◆ Exercise details
Leaving out all images, write out the records that follow exactly.

■ ■ ■ ■ ■

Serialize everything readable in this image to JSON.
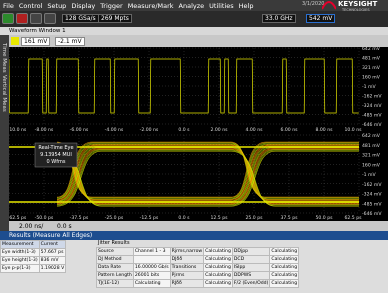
{
  "menu": [
    "File",
    "Control",
    "Setup",
    "Display",
    "Trigger",
    "Measure/Mark",
    "Analyze",
    "Utilities",
    "Help"
  ],
  "clock": {
    "date": "3/1/2020"
  },
  "brand": {
    "name": "KEYSIGHT",
    "sub": "TECHNOLOGIES"
  },
  "toolbar": {
    "sample_rate": "128 GSa/s",
    "memory": "269 Mpts",
    "bandwidth": "33.0 GHz",
    "trigger_level": "542 mV"
  },
  "window_title": "Waveform Window 1",
  "side_tabs": [
    "Time Meas",
    "Vertical Meas"
  ],
  "channel": {
    "scale": "161 mV",
    "offset": "-2.1 mV"
  },
  "waveform": {
    "y_labels": [
      "642 mV",
      "481 mV",
      "321 mV",
      "160 mV",
      "-1 mV",
      "-162 mV",
      "-324 mV",
      "-485 mV",
      "-646 mV"
    ],
    "x_labels": [
      "-10.0 ns",
      "-8.00 ns",
      "-6.00 ns",
      "-4.00 ns",
      "-2.00 ns",
      "0.0 s",
      "2.00 ns",
      "4.00 ns",
      "6.00 ns",
      "8.00 ns",
      "10.0 ns"
    ]
  },
  "eye": {
    "box": [
      "Real-Time Eye",
      "9.13954 MUI",
      "0 Wfms"
    ],
    "y_labels": [
      "642 mV",
      "481 mV",
      "321 mV",
      "160 mV",
      "-1 mV",
      "-162 mV",
      "-324 mV",
      "-485 mV",
      "-646 mV"
    ],
    "x_labels": [
      "-62.5 ps",
      "-50.0 ps",
      "-37.5 ps",
      "-25.0 ps",
      "-12.5 ps",
      "0.0 s",
      "12.5 ps",
      "25.0 ps",
      "37.5 ps",
      "50.0 ps",
      "62.5 ps"
    ]
  },
  "timebase": {
    "scale": "2.00 ns/",
    "position": "0.0 s"
  },
  "results": {
    "title": "Results (Measure All Edges)",
    "columns": [
      "Measurement",
      "Current"
    ],
    "rows": [
      [
        "Eye width(1-3)",
        "57.667 ps"
      ],
      [
        "Eye height(1-3)",
        "836 mV"
      ],
      [
        "Eye p-p(1-3)",
        "1.19028 V"
      ]
    ]
  },
  "jitter": {
    "title": "Jitter Results",
    "rows": [
      [
        "Source",
        "Channel 1 - 3",
        "Rjrms,narrow",
        "Calculating",
        "DDjpp",
        "Calculating"
      ],
      [
        "DJ Method",
        "",
        "DJδδ",
        "Calculating",
        "DCD",
        "Calculating"
      ],
      [
        "Data Rate",
        "16.00000 Gb/s",
        "Transitions",
        "Calculating",
        "ISIpp",
        "Calculating"
      ],
      [
        "Pattern Length",
        "26001 bits",
        "Pjrms",
        "Calculating",
        "DDPWS",
        "Calculating"
      ],
      [
        "TJ(1E-12)",
        "Calculating",
        "RJδδ",
        "Calculating",
        "F/2 (Even/Odd)",
        "Calculating"
      ]
    ]
  }
}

■ ■ ■ ■ ■

◆ Result below
Serialize everything readable in this image to JSON.
{
  "menu": [
    "File",
    "Control",
    "Setup",
    "Display",
    "Trigger",
    "Measure/Mark",
    "Analyze",
    "Utilities",
    "Help"
  ],
  "clock": {
    "date": "3/1/2020"
  },
  "brand": {
    "name": "KEYSIGHT",
    "sub": "TECHNOLOGIES"
  },
  "toolbar": {
    "sample_rate": "128 GSa/s",
    "memory": "269 Mpts",
    "bandwidth": "33.0 GHz",
    "trigger_level": "542 mV"
  },
  "window_title": "Waveform Window 1",
  "side_tabs": [
    "Time Meas",
    "Vertical Meas"
  ],
  "channel": {
    "scale": "161 mV",
    "offset": "-2.1 mV"
  },
  "waveform": {
    "y_labels": [
      "642 mV",
      "481 mV",
      "321 mV",
      "160 mV",
      "-1 mV",
      "-162 mV",
      "-324 mV",
      "-485 mV",
      "-646 mV"
    ],
    "x_labels": [
      "-10.0 ns",
      "-8.00 ns",
      "-6.00 ns",
      "-4.00 ns",
      "-2.00 ns",
      "0.0 s",
      "2.00 ns",
      "4.00 ns",
      "6.00 ns",
      "8.00 ns",
      "10.0 ns"
    ]
  },
  "eye": {
    "box": [
      "Real-Time Eye",
      "9.13954 MUI",
      "0 Wfms"
    ],
    "y_labels": [
      "642 mV",
      "481 mV",
      "321 mV",
      "160 mV",
      "-1 mV",
      "-162 mV",
      "-324 mV",
      "-485 mV",
      "-646 mV"
    ],
    "x_labels": [
      "-62.5 ps",
      "-50.0 ps",
      "-37.5 ps",
      "-25.0 ps",
      "-12.5 ps",
      "0.0 s",
      "12.5 ps",
      "25.0 ps",
      "37.5 ps",
      "50.0 ps",
      "62.5 ps"
    ]
  },
  "timebase": {
    "scale": "2.00 ns/",
    "position": "0.0 s"
  },
  "results": {
    "title": "Results (Measure All Edges)",
    "columns": [
      "Measurement",
      "Current"
    ],
    "rows": [
      [
        "Eye width(1-3)",
        "57.667 ps"
      ],
      [
        "Eye height(1-3)",
        "836 mV"
      ],
      [
        "Eye p-p(1-3)",
        "1.19028 V"
      ]
    ]
  },
  "jitter": {
    "title": "Jitter Results",
    "rows": [
      [
        "Source",
        "Channel 1 - 3",
        "Rjrms,narrow",
        "Calculating",
        "DDjpp",
        "Calculating"
      ],
      [
        "DJ Method",
        "",
        "DJδδ",
        "Calculating",
        "DCD",
        "Calculating"
      ],
      [
        "Data Rate",
        "16.00000 Gb/s",
        "Transitions",
        "Calculating",
        "ISIpp",
        "Calculating"
      ],
      [
        "Pattern Length",
        "26001 bits",
        "Pjrms",
        "Calculating",
        "DDPWS",
        "Calculating"
      ],
      [
        "TJ(1E-12)",
        "Calculating",
        "RJδδ",
        "Calculating",
        "F/2 (Even/Odd)",
        "Calculating"
      ]
    ]
  }
}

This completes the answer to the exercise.